Set exercise
Convert the lines of every item below into a numbered list, omitting any blank lines.

(Stored items)

+++

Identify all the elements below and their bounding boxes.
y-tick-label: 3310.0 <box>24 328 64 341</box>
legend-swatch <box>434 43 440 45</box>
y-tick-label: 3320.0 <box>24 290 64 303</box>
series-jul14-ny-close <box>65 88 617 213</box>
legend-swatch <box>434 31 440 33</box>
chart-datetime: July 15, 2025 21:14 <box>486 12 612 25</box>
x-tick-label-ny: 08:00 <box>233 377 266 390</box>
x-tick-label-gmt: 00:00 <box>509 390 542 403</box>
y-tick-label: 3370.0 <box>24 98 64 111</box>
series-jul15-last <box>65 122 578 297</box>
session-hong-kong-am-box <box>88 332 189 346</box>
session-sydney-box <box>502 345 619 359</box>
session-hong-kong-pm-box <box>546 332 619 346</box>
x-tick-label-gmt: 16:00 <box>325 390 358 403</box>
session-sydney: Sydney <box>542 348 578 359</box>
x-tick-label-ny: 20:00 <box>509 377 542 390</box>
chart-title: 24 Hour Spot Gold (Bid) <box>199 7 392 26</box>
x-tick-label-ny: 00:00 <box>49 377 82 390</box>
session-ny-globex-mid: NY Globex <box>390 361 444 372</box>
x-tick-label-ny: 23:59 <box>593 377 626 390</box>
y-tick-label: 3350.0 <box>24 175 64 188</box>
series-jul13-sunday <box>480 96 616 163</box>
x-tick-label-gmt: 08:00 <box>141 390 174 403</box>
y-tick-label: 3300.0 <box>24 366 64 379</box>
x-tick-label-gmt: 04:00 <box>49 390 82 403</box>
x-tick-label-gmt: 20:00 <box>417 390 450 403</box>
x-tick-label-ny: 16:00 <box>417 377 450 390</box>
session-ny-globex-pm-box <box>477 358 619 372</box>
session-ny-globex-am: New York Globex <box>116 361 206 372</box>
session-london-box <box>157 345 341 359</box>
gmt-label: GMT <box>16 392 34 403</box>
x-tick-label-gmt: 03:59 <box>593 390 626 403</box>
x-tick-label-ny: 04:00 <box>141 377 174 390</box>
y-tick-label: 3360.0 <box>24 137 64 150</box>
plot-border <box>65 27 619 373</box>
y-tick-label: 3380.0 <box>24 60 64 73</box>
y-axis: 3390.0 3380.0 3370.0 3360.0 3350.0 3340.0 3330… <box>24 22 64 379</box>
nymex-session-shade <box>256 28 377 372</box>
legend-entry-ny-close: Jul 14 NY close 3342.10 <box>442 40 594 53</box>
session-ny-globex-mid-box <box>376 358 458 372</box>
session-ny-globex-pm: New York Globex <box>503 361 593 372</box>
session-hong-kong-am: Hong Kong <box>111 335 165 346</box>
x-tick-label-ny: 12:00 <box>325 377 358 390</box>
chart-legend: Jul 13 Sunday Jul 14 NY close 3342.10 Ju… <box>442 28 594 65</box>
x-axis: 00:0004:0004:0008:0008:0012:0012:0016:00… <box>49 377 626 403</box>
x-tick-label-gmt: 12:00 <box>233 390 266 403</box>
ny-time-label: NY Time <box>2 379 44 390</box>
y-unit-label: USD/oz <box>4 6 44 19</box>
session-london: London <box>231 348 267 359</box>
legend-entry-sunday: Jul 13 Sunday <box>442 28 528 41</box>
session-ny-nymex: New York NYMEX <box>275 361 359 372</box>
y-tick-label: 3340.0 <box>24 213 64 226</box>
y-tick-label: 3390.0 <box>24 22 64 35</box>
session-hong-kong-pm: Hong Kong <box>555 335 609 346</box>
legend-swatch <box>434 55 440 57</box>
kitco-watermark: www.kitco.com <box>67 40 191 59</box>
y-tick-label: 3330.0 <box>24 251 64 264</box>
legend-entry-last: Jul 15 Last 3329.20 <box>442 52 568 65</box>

+++

Finished answer
1. Identify all the elements below and their bounding boxes.
2. y-tick-label: 3310.0 <box>24 328 64 341</box>
3. legend-swatch <box>434 43 440 45</box>
4. y-tick-label: 3320.0 <box>24 290 64 303</box>
5. series-jul14-ny-close <box>65 88 617 213</box>
6. legend-swatch <box>434 31 440 33</box>
7. chart-datetime: July 15, 2025 21:14 <box>486 12 612 25</box>
8. x-tick-label-ny: 08:00 <box>233 377 266 390</box>
9. x-tick-label-gmt: 00:00 <box>509 390 542 403</box>
10. y-tick-label: 3370.0 <box>24 98 64 111</box>
11. series-jul15-last <box>65 122 578 297</box>
12. session-hong-kong-am-box <box>88 332 189 346</box>
13. session-sydney-box <box>502 345 619 359</box>
14. session-hong-kong-pm-box <box>546 332 619 346</box>
15. x-tick-label-gmt: 16:00 <box>325 390 358 403</box>
16. session-sydney: Sydney <box>542 348 578 359</box>
17. x-tick-label-ny: 20:00 <box>509 377 542 390</box>
18. chart-title: 24 Hour Spot Gold (Bid) <box>199 7 392 26</box>
19. x-tick-label-ny: 00:00 <box>49 377 82 390</box>
20. session-ny-globex-mid: NY Globex <box>390 361 444 372</box>
21. x-tick-label-ny: 23:59 <box>593 377 626 390</box>
22. y-tick-label: 3350.0 <box>24 175 64 188</box>
23. series-jul13-sunday <box>480 96 616 163</box>
24. x-tick-label-gmt: 08:00 <box>141 390 174 403</box>
25. y-tick-label: 3300.0 <box>24 366 64 379</box>
26. x-tick-label-gmt: 04:00 <box>49 390 82 403</box>
27. x-tick-label-gmt: 20:00 <box>417 390 450 403</box>
28. x-tick-label-ny: 16:00 <box>417 377 450 390</box>
29. session-ny-globex-pm-box <box>477 358 619 372</box>
30. session-ny-globex-am: New York Globex <box>116 361 206 372</box>
31. session-london-box <box>157 345 341 359</box>
32. gmt-label: GMT <box>16 392 34 403</box>
33. x-tick-label-gmt: 03:59 <box>593 390 626 403</box>
34. x-tick-label-ny: 04:00 <box>141 377 174 390</box>
35. y-tick-label: 3360.0 <box>24 137 64 150</box>
36. plot-border <box>65 27 619 373</box>
37. y-tick-label: 3380.0 <box>24 60 64 73</box>
38. y-axis: 3390.0 3380.0 3370.0 3360.0 3350.0 3340.0 3330… <box>24 22 64 379</box>
39. nymex-session-shade <box>256 28 377 372</box>
40. legend-entry-ny-close: Jul 14 NY close 3342.10 <box>442 40 594 53</box>
41. session-ny-globex-mid-box <box>376 358 458 372</box>
42. session-ny-globex-pm: New York Globex <box>503 361 593 372</box>
43. session-hong-kong-am: Hong Kong <box>111 335 165 346</box>
44. x-tick-label-ny: 12:00 <box>325 377 358 390</box>
45. chart-legend: Jul 13 Sunday Jul 14 NY close 3342.10 Ju… <box>442 28 594 65</box>
46. x-axis: 00:0004:0004:0008:0008:0012:0012:0016:00… <box>49 377 626 403</box>
47. x-tick-label-gmt: 12:00 <box>233 390 266 403</box>
48. ny-time-label: NY Time <box>2 379 44 390</box>
49. y-unit-label: USD/oz <box>4 6 44 19</box>
50. session-london: London <box>231 348 267 359</box>
51. legend-entry-sunday: Jul 13 Sunday <box>442 28 528 41</box>
52. session-ny-nymex: New York NYMEX <box>275 361 359 372</box>
53. y-tick-label: 3340.0 <box>24 213 64 226</box>
54. y-tick-label: 3390.0 <box>24 22 64 35</box>
55. session-hong-kong-pm: Hong Kong <box>555 335 609 346</box>
56. legend-swatch <box>434 55 440 57</box>
57. kitco-watermark: www.kitco.com <box>67 40 191 59</box>
58. y-tick-label: 3330.0 <box>24 251 64 264</box>
59. legend-entry-last: Jul 15 Last 3329.20 <box>442 52 568 65</box>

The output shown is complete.